**Try it**
What lines below contain the string "striking"? List them all.

**Extracted material**
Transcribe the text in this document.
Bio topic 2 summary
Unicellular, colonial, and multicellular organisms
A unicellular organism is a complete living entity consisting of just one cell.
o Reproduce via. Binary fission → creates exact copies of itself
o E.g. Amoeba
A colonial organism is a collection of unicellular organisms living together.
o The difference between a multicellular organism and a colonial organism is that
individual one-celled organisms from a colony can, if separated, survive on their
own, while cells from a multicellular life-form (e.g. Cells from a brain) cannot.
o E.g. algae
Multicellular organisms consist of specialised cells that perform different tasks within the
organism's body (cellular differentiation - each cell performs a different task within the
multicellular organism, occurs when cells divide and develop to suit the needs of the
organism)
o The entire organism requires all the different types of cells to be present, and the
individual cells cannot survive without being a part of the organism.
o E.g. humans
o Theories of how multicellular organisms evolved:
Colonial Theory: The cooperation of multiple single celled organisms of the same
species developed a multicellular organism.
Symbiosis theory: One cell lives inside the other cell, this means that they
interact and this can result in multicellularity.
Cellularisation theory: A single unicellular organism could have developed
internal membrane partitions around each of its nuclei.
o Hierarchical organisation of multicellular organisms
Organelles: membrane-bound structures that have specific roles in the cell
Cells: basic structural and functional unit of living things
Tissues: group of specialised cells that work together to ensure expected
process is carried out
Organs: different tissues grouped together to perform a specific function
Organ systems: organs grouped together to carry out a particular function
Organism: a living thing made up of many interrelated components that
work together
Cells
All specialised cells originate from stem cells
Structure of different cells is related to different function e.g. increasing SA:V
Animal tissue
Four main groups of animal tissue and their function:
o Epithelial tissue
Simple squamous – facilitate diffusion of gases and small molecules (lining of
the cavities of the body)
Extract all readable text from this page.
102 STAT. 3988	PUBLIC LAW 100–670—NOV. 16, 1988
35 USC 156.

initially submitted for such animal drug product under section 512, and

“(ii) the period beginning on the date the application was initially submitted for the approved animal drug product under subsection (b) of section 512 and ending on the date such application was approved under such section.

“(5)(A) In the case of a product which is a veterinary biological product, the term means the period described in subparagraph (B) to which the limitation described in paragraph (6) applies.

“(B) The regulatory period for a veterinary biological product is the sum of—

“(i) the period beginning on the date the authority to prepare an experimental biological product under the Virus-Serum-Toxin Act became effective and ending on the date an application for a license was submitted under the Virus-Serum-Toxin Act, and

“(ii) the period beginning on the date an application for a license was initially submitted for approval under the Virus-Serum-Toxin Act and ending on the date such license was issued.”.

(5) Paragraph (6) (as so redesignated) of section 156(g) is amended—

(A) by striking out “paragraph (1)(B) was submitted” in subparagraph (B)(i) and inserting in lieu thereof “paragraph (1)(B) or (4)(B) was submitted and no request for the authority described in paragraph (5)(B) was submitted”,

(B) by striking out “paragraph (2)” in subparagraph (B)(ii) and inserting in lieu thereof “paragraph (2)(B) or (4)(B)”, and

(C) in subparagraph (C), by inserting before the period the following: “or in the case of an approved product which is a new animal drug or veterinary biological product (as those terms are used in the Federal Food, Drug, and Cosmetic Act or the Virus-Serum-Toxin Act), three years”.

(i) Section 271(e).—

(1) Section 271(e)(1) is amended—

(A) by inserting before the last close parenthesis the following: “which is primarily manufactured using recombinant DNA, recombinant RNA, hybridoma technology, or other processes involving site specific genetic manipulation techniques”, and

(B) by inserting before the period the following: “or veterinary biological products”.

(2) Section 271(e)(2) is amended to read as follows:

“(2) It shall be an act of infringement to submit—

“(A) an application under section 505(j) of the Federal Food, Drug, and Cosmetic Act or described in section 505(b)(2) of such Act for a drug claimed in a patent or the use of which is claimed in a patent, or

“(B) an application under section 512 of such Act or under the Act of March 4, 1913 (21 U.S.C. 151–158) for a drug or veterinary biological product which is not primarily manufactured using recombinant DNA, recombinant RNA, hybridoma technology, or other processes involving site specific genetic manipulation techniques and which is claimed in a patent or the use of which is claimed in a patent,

**Exercise response**
(A) by striking out “paragraph (1)(B) was submitted” in subparagraph (B)(i) and inserting in lieu thereof “paragraph (1)(B) or (4)(B) was submitted and no request for the authority described in paragraph (5)(B) was submitted”,
(B) by striking out “paragraph (2)” in subparagraph (B)(ii) and inserting in lieu thereof “paragraph (2)(B) or (4)(B)”, and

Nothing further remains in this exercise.